* begin MATERIAL FOR THIS TASK *
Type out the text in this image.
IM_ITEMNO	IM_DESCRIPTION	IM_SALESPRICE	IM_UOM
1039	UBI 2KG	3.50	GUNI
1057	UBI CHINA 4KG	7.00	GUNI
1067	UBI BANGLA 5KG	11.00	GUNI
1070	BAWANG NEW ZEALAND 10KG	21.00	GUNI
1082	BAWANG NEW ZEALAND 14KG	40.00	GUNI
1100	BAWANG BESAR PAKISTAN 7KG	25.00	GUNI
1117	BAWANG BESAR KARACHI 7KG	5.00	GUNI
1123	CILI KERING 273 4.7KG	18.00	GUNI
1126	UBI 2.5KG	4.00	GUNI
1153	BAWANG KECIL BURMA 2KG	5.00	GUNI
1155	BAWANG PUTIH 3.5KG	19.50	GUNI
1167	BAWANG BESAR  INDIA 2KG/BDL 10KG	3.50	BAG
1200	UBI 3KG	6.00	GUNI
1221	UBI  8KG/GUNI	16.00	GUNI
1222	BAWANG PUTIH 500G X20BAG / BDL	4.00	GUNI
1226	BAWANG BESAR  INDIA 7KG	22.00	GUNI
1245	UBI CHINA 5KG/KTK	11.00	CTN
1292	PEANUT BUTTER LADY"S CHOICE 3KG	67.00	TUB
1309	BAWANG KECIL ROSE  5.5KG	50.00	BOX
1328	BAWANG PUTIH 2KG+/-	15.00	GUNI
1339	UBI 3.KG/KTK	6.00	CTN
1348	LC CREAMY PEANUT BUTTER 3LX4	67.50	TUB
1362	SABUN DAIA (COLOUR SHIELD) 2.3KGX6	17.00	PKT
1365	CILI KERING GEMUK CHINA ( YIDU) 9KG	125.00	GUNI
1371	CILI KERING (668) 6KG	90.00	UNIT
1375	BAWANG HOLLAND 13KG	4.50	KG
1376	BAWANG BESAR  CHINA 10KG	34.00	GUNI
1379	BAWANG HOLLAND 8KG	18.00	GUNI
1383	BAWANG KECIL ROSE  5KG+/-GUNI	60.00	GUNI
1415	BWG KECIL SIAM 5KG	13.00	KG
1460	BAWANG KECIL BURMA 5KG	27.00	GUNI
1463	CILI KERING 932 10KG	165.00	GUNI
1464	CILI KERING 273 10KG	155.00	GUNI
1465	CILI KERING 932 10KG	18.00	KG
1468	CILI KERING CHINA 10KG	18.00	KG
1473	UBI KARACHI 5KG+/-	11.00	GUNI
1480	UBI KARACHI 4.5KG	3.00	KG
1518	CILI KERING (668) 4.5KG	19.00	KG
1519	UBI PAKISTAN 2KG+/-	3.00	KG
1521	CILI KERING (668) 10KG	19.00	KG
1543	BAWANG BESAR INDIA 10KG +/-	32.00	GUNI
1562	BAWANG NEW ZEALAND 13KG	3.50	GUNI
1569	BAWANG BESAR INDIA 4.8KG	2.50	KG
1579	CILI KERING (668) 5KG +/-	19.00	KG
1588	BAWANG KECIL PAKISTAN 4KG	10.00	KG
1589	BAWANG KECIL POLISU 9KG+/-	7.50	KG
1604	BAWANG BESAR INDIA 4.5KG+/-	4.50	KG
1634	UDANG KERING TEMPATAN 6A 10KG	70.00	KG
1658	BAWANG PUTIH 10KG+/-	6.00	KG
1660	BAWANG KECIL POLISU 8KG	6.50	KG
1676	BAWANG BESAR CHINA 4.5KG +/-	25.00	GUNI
* end MATERIAL FOR THIS TASK *
Identify every line holding the word "CILI" and copy it out.

_SOLUTION TO THIS TASK_
1123	CILI KERING 273 4.7KG	18.00	GUNI
1365	CILI KERING GEMUK CHINA ( YIDU) 9KG	125.00	GUNI
1371	CILI KERING (668) 6KG	90.00	UNIT
1463	CILI KERING 932 10KG	165.00	GUNI
1464	CILI KERING 273 10KG	155.00	GUNI
1465	CILI KERING 932 10KG	18.00	KG
1468	CILI KERING CHINA 10KG	18.00	KG
1518	CILI KERING (668) 4.5KG	19.00	KG
1521	CILI KERING (668) 10KG	19.00	KG
1579	CILI KERING (668) 5KG +/-	19.00	KG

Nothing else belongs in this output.